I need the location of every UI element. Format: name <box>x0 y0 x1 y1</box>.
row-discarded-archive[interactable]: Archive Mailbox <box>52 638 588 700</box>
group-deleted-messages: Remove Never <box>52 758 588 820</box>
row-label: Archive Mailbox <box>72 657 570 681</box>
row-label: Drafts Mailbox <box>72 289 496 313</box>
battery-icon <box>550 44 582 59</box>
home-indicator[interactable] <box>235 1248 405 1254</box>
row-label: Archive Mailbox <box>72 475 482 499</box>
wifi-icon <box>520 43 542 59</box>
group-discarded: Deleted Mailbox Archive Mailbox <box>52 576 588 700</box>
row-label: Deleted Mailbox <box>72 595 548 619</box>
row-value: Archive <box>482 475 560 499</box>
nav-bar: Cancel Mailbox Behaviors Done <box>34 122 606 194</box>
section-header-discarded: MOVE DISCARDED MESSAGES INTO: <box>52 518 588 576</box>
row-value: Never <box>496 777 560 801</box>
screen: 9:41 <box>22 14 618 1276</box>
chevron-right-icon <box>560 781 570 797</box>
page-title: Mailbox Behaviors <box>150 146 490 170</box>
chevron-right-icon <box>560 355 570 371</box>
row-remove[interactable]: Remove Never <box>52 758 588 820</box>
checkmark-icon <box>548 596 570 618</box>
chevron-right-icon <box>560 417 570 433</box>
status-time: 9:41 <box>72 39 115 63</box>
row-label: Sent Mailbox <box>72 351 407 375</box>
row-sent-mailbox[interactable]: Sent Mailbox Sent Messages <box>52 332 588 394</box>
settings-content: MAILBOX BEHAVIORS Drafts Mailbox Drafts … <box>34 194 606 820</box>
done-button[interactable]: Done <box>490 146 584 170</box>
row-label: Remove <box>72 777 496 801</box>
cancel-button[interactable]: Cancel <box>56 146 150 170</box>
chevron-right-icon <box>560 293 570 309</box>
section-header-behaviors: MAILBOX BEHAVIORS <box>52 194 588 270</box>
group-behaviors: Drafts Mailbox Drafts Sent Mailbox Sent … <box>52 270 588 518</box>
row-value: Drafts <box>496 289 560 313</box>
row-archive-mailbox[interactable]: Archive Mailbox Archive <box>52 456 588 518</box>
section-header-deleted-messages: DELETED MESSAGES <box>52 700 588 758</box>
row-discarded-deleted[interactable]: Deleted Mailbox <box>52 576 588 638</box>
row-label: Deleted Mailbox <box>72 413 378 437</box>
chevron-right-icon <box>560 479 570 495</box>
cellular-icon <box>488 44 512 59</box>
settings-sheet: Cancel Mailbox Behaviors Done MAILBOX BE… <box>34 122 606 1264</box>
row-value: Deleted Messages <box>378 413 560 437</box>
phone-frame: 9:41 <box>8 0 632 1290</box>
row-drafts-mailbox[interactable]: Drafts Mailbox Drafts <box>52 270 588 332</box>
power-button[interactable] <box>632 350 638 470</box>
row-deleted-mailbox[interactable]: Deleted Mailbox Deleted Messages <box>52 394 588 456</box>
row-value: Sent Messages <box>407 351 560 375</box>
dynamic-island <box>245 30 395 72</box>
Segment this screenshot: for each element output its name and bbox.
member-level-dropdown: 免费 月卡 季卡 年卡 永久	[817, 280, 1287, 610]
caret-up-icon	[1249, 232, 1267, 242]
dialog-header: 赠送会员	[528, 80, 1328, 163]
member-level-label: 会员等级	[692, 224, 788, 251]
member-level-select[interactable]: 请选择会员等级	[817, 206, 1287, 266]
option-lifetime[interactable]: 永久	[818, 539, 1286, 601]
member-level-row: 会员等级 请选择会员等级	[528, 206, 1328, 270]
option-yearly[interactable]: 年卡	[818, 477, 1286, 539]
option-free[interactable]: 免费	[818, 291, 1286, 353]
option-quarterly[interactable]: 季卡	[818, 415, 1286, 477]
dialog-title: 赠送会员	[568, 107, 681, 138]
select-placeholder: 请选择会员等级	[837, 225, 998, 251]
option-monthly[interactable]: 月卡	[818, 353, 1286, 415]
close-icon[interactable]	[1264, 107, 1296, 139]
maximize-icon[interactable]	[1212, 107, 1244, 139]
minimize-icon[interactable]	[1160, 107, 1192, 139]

• [TASK INSTRUCTIONS]: Please update the stretch from the start of the records through the line containing "nav-bar: Cancel Mailbox", changing every "row-label" to "row-caption" and leaving everything else as it is. Return only those lines.

• [EXERCISE RESULT]:
I need the location of every UI element. Format: name <box>x0 y0 x1 y1</box>.
row-discarded-archive[interactable]: Archive Mailbox <box>52 638 588 700</box>
group-deleted-messages: Remove Never <box>52 758 588 820</box>
row-caption: Archive Mailbox <box>72 657 570 681</box>
row-caption: Drafts Mailbox <box>72 289 496 313</box>
battery-icon <box>550 44 582 59</box>
home-indicator[interactable] <box>235 1248 405 1254</box>
row-caption: Archive Mailbox <box>72 475 482 499</box>
wifi-icon <box>520 43 542 59</box>
group-discarded: Deleted Mailbox Archive Mailbox <box>52 576 588 700</box>
row-caption: Deleted Mailbox <box>72 595 548 619</box>
row-value: Archive <box>482 475 560 499</box>
nav-bar: Cancel Mailbox Behaviors Done <box>34 122 606 194</box>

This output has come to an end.